Records supplied:
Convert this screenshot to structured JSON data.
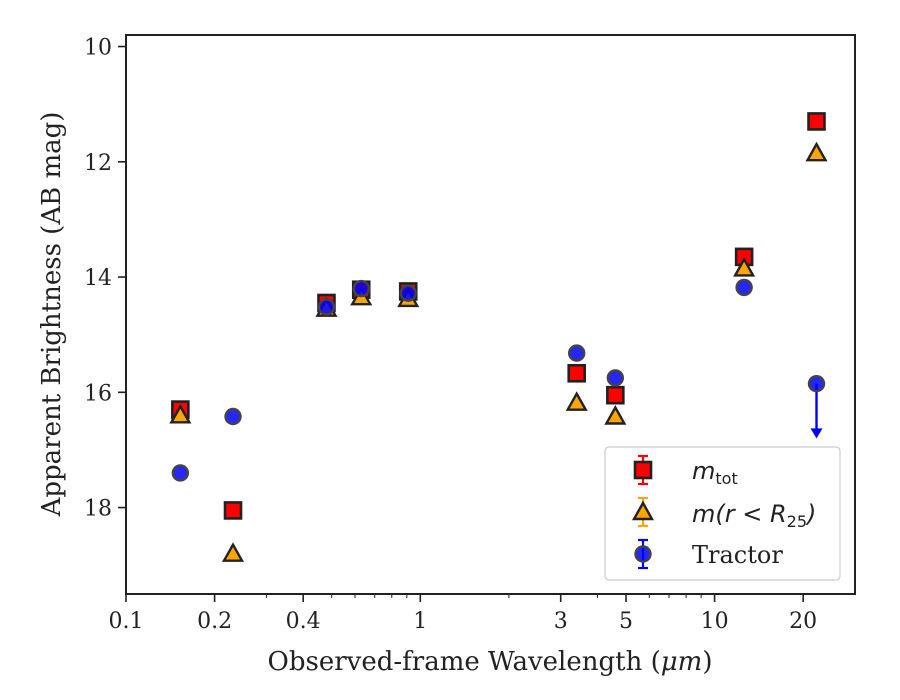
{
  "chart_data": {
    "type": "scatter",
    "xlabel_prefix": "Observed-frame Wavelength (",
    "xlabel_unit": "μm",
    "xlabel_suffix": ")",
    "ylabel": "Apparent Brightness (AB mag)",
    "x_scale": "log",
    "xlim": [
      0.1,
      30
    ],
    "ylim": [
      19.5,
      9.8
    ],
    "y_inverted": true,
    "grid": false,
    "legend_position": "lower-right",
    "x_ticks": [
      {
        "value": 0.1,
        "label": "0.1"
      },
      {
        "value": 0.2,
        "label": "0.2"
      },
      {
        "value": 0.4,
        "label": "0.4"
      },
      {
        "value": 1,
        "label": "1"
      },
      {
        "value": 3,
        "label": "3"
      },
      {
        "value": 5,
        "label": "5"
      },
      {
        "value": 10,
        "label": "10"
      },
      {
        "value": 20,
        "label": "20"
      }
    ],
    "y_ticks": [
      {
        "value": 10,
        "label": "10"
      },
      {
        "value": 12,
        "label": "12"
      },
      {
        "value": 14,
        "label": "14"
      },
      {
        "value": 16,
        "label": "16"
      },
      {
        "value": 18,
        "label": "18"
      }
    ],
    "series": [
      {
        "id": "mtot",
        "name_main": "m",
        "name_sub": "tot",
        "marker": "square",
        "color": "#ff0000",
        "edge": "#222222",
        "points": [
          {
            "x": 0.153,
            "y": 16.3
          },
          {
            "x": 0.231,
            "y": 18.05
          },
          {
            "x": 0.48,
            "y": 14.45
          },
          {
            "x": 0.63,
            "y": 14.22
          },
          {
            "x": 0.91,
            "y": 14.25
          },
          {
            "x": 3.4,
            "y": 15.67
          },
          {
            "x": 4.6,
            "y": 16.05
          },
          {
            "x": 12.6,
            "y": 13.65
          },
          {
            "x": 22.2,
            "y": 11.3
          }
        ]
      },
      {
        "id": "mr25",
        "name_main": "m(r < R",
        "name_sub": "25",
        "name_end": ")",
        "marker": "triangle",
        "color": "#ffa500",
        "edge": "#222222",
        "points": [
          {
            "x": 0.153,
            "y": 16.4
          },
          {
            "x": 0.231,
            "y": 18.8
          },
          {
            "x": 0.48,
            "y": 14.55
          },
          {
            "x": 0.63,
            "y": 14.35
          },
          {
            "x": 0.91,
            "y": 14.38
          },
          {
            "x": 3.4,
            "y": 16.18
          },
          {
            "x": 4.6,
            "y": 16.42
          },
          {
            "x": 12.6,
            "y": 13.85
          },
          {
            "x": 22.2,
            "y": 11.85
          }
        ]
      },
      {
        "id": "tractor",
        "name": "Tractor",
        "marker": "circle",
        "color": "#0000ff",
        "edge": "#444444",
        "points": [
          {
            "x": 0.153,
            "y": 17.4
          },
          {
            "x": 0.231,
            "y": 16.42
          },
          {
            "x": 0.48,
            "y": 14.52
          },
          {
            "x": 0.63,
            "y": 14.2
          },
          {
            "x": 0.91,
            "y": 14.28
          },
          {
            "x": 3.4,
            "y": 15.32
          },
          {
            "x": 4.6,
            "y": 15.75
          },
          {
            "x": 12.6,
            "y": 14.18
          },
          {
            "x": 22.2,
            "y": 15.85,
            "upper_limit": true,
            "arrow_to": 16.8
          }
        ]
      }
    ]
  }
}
* * *
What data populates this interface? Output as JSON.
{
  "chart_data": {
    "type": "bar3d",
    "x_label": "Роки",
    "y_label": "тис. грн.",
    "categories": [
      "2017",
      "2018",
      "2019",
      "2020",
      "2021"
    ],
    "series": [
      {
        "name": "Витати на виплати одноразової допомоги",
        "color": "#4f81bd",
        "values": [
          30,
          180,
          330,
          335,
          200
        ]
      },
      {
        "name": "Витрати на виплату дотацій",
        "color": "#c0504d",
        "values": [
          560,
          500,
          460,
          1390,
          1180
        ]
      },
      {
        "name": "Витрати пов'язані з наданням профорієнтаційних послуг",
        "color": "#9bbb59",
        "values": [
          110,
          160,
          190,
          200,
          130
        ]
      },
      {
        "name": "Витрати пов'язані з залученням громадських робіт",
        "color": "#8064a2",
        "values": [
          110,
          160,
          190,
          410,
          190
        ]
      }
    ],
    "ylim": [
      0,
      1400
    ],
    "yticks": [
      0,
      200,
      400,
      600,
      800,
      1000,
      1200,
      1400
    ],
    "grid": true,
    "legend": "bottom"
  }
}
* * *
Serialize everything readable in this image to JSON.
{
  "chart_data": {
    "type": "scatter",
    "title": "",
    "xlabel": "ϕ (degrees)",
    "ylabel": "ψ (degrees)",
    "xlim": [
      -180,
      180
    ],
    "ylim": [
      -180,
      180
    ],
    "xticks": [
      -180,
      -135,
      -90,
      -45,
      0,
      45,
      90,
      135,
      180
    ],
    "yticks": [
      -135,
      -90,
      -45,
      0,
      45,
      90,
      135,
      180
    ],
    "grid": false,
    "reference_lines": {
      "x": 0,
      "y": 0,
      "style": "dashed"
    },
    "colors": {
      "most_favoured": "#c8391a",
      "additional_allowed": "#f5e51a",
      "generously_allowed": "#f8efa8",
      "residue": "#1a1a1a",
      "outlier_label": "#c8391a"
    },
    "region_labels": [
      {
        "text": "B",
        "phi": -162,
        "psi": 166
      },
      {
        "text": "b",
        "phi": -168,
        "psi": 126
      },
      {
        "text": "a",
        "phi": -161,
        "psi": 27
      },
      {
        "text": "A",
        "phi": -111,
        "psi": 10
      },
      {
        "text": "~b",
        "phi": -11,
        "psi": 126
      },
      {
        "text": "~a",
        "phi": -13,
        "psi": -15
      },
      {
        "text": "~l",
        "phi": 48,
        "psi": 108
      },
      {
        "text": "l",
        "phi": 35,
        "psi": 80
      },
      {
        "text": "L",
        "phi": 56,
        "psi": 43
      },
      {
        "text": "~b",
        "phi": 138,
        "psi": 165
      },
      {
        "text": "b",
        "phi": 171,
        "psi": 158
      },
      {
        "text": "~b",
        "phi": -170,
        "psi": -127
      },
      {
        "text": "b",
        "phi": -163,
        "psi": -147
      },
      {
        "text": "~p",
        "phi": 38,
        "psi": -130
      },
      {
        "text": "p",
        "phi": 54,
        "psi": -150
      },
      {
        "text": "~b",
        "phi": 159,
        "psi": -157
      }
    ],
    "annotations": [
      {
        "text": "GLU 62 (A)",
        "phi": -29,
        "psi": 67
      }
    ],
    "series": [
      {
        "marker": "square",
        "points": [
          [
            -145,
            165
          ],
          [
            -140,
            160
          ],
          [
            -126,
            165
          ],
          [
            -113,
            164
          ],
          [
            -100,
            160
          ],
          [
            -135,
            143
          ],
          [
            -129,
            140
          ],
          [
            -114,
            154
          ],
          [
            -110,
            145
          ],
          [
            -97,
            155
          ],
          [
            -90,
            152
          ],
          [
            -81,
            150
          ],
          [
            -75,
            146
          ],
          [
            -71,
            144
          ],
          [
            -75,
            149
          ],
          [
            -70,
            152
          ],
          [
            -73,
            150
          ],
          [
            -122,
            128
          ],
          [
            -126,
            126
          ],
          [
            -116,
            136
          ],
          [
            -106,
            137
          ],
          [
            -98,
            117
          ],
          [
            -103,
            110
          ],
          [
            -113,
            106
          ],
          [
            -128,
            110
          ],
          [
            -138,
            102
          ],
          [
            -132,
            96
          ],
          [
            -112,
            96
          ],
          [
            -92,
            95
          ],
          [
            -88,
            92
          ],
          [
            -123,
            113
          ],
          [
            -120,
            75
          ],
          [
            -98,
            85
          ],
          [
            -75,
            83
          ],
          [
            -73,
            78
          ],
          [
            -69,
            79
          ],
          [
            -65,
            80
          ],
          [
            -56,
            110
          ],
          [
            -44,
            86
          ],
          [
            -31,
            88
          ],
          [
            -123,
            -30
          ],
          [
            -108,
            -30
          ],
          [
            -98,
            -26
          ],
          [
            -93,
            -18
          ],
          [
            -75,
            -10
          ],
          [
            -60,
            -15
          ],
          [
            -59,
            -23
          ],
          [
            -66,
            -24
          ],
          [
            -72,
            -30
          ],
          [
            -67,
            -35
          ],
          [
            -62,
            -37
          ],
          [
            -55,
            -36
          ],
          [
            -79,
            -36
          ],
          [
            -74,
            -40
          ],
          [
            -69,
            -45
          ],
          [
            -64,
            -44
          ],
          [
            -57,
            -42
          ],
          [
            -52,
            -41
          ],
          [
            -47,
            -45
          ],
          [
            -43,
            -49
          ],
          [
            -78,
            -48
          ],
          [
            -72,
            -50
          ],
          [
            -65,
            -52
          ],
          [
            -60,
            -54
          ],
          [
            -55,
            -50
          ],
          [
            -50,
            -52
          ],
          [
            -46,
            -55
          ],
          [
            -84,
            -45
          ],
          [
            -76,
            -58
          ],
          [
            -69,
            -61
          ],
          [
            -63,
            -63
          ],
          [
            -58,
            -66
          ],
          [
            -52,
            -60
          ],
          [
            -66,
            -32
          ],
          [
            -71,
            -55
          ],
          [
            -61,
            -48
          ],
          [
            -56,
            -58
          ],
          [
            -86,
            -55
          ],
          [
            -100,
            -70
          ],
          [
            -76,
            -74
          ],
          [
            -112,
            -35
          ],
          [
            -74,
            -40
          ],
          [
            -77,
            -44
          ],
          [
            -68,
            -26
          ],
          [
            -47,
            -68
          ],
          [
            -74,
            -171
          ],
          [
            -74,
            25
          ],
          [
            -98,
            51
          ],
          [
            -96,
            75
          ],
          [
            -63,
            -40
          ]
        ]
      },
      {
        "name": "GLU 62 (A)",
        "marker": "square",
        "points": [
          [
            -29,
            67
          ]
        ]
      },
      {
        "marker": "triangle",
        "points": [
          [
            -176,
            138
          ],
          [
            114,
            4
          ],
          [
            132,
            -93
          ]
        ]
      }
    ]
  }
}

To do: Identify the lines that contain the string "JSON", and copy every one of them.

Task response:
Convert this screenshot to structured JSON data.
What data populates this interface? Output as JSON.
Serialize everything readable in this image to JSON.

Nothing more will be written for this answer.